**TASK**
List each line of the data in which the string "structured" appears.

Entries with figure data
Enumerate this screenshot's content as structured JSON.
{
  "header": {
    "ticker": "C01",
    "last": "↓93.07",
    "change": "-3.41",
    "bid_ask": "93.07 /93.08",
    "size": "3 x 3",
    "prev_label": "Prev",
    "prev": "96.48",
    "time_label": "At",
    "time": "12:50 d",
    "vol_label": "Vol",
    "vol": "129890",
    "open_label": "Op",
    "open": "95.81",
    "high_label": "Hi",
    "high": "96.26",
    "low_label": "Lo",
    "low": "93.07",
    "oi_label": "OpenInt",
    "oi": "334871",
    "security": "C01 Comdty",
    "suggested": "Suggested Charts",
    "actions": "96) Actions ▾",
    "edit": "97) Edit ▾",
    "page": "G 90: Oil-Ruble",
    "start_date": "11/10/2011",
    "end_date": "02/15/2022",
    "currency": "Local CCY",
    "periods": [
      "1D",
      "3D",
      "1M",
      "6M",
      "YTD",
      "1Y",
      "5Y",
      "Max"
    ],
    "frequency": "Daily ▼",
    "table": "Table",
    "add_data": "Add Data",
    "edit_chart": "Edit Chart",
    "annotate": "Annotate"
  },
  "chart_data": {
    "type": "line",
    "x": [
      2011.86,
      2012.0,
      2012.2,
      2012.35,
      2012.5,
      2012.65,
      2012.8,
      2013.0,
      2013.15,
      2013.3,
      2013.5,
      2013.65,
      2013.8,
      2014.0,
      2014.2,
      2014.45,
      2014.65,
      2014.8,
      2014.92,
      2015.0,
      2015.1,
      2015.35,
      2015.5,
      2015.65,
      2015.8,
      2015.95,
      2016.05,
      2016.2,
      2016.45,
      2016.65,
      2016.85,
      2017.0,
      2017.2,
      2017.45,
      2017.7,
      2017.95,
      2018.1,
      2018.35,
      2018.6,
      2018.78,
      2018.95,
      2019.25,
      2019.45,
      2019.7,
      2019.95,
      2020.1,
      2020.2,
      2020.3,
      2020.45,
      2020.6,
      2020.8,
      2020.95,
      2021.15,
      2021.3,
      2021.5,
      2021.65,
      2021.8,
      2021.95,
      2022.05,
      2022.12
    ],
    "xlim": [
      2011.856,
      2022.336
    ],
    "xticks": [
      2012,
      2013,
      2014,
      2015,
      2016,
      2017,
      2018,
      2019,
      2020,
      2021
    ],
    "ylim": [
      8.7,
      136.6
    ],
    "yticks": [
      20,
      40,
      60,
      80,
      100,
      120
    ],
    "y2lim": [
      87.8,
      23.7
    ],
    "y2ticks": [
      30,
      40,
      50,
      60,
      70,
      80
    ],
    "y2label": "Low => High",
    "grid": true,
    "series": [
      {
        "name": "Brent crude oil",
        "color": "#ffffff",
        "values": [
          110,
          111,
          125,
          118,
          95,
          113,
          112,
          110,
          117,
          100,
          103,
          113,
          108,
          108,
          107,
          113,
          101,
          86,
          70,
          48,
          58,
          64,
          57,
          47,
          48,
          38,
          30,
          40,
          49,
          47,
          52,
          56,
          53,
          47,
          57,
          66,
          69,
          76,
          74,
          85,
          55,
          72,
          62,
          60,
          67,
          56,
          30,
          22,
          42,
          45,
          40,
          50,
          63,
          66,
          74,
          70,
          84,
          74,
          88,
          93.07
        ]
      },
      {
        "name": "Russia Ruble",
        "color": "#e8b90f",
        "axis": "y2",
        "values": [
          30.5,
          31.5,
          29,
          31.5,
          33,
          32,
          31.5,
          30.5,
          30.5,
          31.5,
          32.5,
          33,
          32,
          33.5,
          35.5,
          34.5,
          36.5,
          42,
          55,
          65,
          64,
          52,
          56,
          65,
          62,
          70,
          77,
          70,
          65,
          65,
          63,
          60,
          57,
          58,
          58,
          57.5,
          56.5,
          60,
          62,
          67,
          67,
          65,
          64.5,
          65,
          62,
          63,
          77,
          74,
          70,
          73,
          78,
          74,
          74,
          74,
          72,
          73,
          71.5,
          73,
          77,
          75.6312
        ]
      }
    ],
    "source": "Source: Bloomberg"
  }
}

==

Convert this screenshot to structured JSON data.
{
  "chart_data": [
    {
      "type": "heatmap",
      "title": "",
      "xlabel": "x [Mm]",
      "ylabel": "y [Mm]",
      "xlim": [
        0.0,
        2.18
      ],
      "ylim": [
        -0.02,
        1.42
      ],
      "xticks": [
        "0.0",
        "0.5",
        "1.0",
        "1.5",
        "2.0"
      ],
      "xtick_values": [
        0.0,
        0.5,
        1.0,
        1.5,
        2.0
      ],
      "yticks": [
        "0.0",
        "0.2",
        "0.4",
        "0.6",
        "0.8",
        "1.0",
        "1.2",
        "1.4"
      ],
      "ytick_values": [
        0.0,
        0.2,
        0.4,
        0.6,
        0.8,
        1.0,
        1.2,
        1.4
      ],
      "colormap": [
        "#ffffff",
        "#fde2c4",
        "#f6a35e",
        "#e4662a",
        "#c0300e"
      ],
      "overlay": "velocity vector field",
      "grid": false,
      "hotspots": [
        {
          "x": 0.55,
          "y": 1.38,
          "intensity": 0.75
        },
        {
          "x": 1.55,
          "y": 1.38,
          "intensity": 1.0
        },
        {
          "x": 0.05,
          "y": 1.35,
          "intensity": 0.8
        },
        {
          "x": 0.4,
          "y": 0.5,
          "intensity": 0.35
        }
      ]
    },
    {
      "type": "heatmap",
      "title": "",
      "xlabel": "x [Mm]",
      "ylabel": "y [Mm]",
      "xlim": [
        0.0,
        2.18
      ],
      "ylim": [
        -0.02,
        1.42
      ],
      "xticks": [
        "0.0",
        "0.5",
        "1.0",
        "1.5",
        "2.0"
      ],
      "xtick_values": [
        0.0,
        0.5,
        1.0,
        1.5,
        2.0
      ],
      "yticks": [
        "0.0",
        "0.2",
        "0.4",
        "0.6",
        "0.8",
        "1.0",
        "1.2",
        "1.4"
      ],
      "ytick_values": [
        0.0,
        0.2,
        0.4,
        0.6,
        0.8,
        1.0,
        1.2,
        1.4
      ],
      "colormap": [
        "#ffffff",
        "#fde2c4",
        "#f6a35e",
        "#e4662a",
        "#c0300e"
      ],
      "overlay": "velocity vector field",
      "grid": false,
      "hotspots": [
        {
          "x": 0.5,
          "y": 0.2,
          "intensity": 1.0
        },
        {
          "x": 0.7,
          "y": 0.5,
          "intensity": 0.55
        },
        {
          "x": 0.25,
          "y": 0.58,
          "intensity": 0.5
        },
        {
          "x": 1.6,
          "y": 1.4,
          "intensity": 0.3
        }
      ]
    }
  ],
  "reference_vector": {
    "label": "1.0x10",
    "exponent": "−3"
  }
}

**OUTPUT OF THE EXERCISE**
Enumerate this screenshot's content as structured JSON.
Convert this screenshot to structured JSON data.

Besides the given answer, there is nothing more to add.